Filter the entries that follow, copying every line in which the word "Model" appears.

----------------

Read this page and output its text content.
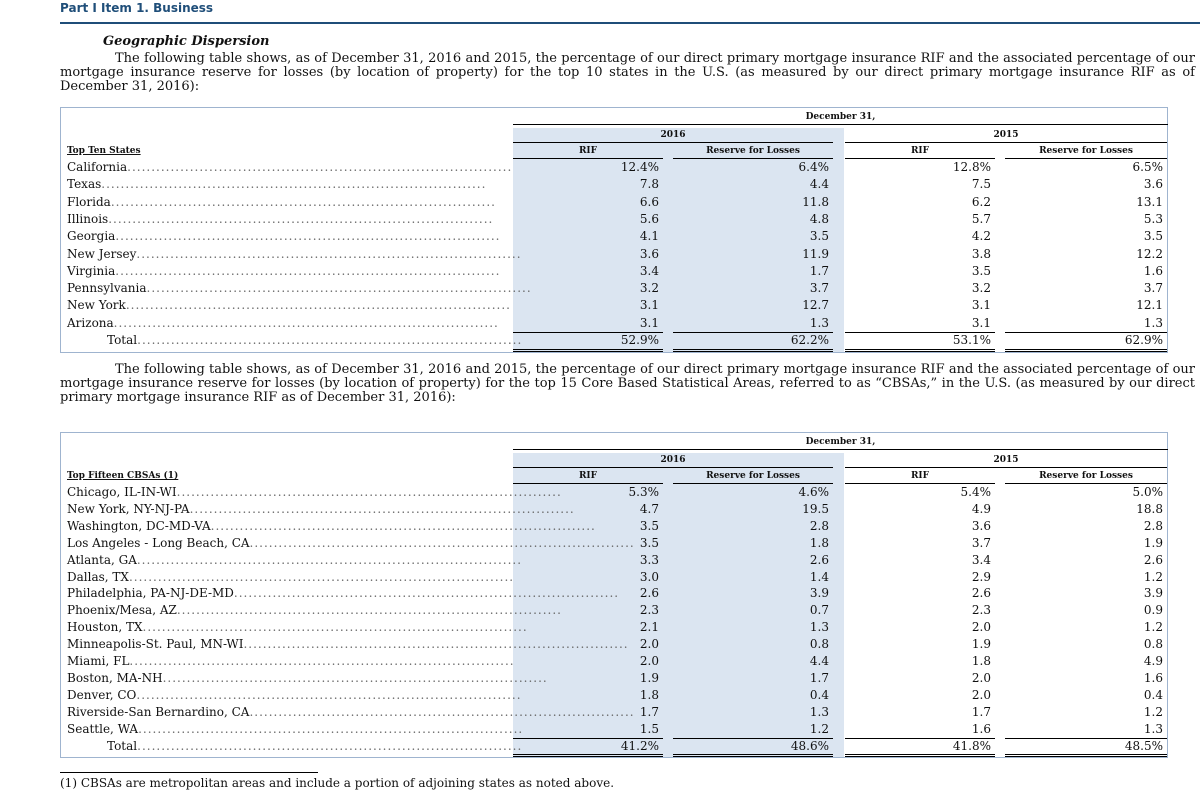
Part I Item 1. Business
Geographic Dispersion

The following table shows, as of December 31, 2016 and 2015, the percentage of our direct primary mortgage insurance RIF and the associated percentage of our mortgage insurance reserve for losses (by location of property) for the top 10 states in the U.S. (as measured by our direct primary mortgage insurance RIF as of December 31, 2016):

December 31,
2016	2015
RIF	Reserve for Losses	RIF	Reserve for Losses
Top Ten States
California................................................................................	12.4%	6.4%	12.8%	6.5%
Texas................................................................................	7.8	4.4	7.5	3.6
Florida................................................................................	6.6	11.8	6.2	13.1
Illinois................................................................................	5.6	4.8	5.7	5.3
Georgia................................................................................	4.1	3.5	4.2	3.5
New Jersey................................................................................	3.6	11.9	3.8	12.2
Virginia................................................................................	3.4	1.7	3.5	1.6
Pennsylvania................................................................................	3.2	3.7	3.2	3.7
New York................................................................................	3.1	12.7	3.1	12.1
Arizona................................................................................	3.1	1.3	3.1	1.3
Total................................................................................	52.9%	62.2%	53.1%	62.9%

The following table shows, as of December 31, 2016 and 2015, the percentage of our direct primary mortgage insurance RIF and the associated percentage of our mortgage insurance reserve for losses (by location of property) for the top 15 Core Based Statistical Areas, referred to as “CBSAs,” in the U.S. (as measured by our direct primary mortgage insurance RIF as of December 31, 2016):

December 31,
2016	2015
RIF	Reserve for Losses	RIF	Reserve for Losses
Top Fifteen CBSAs (1)
Chicago, IL-IN-WI................................................................................	5.3%	4.6%	5.4%	5.0%
New York, NY-NJ-PA................................................................................	4.7	19.5	4.9	18.8
Washington, DC-MD-VA................................................................................	3.5	2.8	3.6	2.8
Los Angeles - Long Beach, CA................................................................................ 3.5	1.8	3.7	1.9
Atlanta, GA................................................................................	3.3	2.6	3.4	2.6
Dallas, TX................................................................................	3.0	1.4	2.9	1.2
Philadelphia, PA-NJ-DE-MD................................................................................	2.6	3.9	2.6	3.9
Phoenix/Mesa, AZ................................................................................	2.3	0.7	2.3	0.9
Houston, TX................................................................................	2.1	1.3	2.0	1.2
Minneapolis-St. Paul, MN-WI................................................................................ 2.0	0.8	1.9	0.8
Miami, FL................................................................................	2.0	4.4	1.8	4.9
Boston, MA-NH................................................................................	1.9	1.7	2.0	1.6
Denver, CO................................................................................	1.8	0.4	2.0	0.4
Riverside-San Bernardino, CA................................................................................ 1.7	1.3	1.7	1.2
Seattle, WA................................................................................	1.5	1.2	1.6	1.3
Total................................................................................	41.2%	48.6%	41.8%	48.5%
(1) CBSAs are metropolitan areas and include a portion of adjoining states as noted above.
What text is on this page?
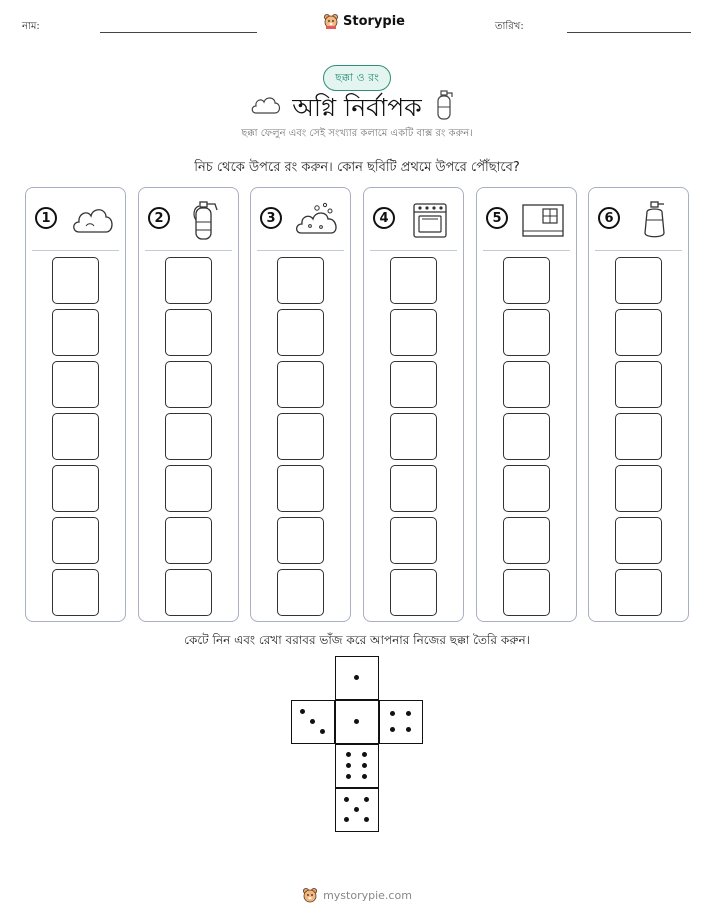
নাম:	Storypie	তারিখ:
ছক্কা ও রং
অগ্নি নির্বাপক
ছক্কা ফেলুন এবং সেই সংখ্যার কলামে একটি বাক্স রং করুন।
নিচ থেকে উপরে রং করুন। কোন ছবিটি প্রথমে উপরে পৌঁছাবে?
1	2	3	4	5	6
কেটে নিন এবং রেখা বরাবর ভাঁজ করে আপনার নিজের ছক্কা তৈরি করুন।
mystorypie.com
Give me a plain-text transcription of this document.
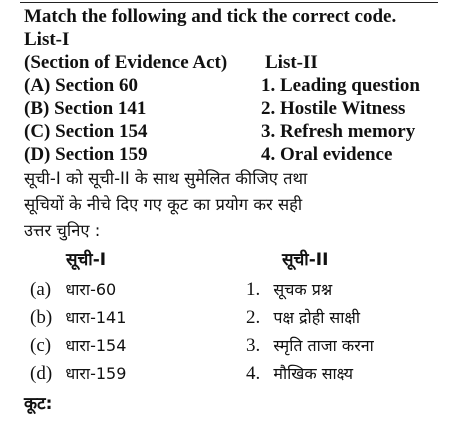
Match the following and tick the correct code.
List-I
(Section of Evidence Act) List-II
(A) Section 60	1. Leading question
(B) Section 141	2. Hostile Witness
(C) Section 154	3. Refresh memory
(D) Section 159	4. Oral evidence
सूची-I को सूची-II के साथ सुमेलित कीजिए तथा
सूचियों के नीचे दिए गए कूट का प्रयोग कर सही
उत्तर चुनिए :
सूची-I	सूची-II
(a) धारा-60	1. सूचक प्रश्न
(b) धारा-141	2. पक्ष द्रोही साक्षी
(c) धारा-154	3. स्मृति ताजा करना
(d) धारा-159	4. मौखिक साक्ष्य
कूट:
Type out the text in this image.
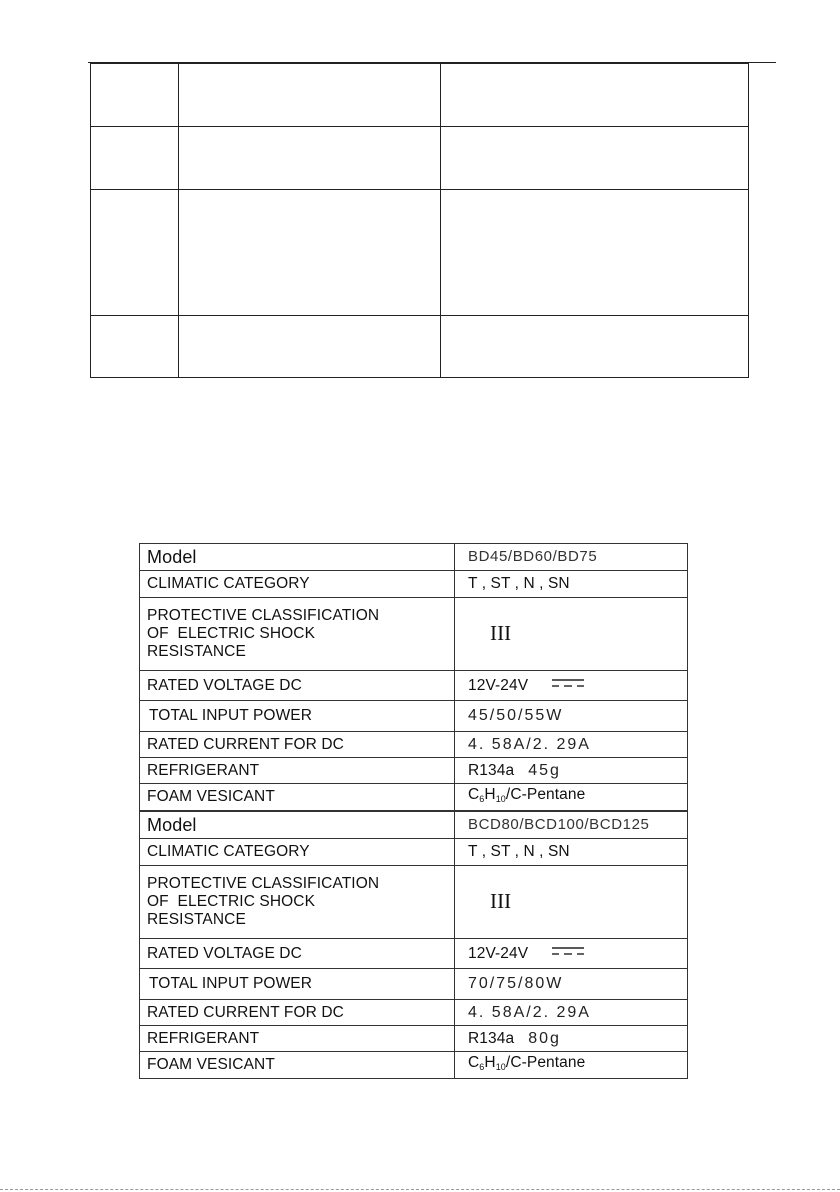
Model	BD45/BD60/BD75
CLIMATIC CATEGORY	T , ST , N , SN

PROTECTIVE CLASSIFICATION
OF  ELECTRIC SHOCK
RESISTANCE	III
RATED VOLTAGE DC	12V-24V

TOTAL INPUT POWER	45/50/55W
RATED CURRENT FOR DC	4. 58A/2. 29A
REFRIGERANT	R134a 45g
FOAM VESICANT	$C_6H_{10}/C$-Pentane
Model	BCD80/BCD100/BCD125
CLIMATIC CATEGORY	T , ST , N , SN

PROTECTIVE CLASSIFICATION
OF  ELECTRIC SHOCK
RESISTANCE	III
RATED VOLTAGE DC	12V-24V

TOTAL INPUT POWER	70/75/80W
RATED CURRENT FOR DC	4. 58A/2. 29A
REFRIGERANT	R134a 80g
FOAM VESICANT	$C_6H_{10}/C$-Pentane
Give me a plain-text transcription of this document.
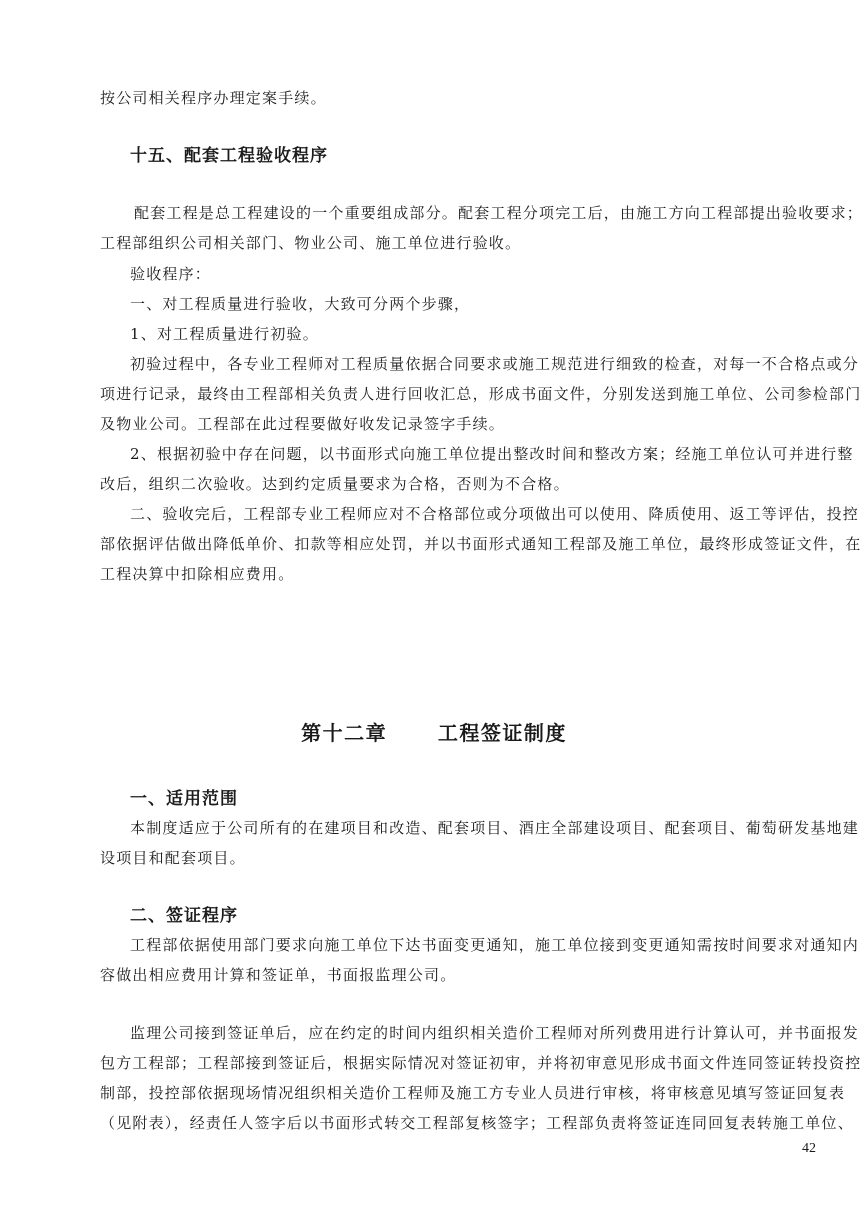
按公司相关程序办理定案手续。
十五、配套工程验收程序
配套工程是总工程建设的一个重要组成部分。配套工程分项完工后，由施工方向工程部提出验收要求；
工程部组织公司相关部门、物业公司、施工单位进行验收。
验收程序：
一、对工程质量进行验收，大致可分两个步骤，
1、对工程质量进行初验。
初验过程中，各专业工程师对工程质量依据合同要求或施工规范进行细致的检查，对每一不合格点或分
项进行记录，最终由工程部相关负责人进行回收汇总，形成书面文件，分别发送到施工单位、公司参检部门
及物业公司。工程部在此过程要做好收发记录签字手续。
2、根据初验中存在问题，以书面形式向施工单位提出整改时间和整改方案；经施工单位认可并进行整
改后，组织二次验收。达到约定质量要求为合格，否则为不合格。
二、验收完后，工程部专业工程师应对不合格部位或分项做出可以使用、降质使用、返工等评估，投控
部依据评估做出降低单价、扣款等相应处罚，并以书面形式通知工程部及施工单位，最终形成签证文件，在
工程决算中扣除相应费用。
第十二章      工程签证制度
一、适用范围
本制度适应于公司所有的在建项目和改造、配套项目、酒庄全部建设项目、配套项目、葡萄研发基地建
设项目和配套项目。
二、签证程序
工程部依据使用部门要求向施工单位下达书面变更通知，施工单位接到变更通知需按时间要求对通知内
容做出相应费用计算和签证单，书面报监理公司。
监理公司接到签证单后，应在约定的时间内组织相关造价工程师对所列费用进行计算认可，并书面报发
包方工程部；工程部接到签证后，根据实际情况对签证初审，并将初审意见形成书面文件连同签证转投资控
制部，投控部依据现场情况组织相关造价工程师及施工方专业人员进行审核，将审核意见填写签证回复表
（见附表），经责任人签字后以书面形式转交工程部复核签字；工程部负责将签证连同回复表转施工单位、
42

----------------

* [Response for this exercise]:
Model	BD45/BD60/BD75
Model	BCD80/BCD100/BCD125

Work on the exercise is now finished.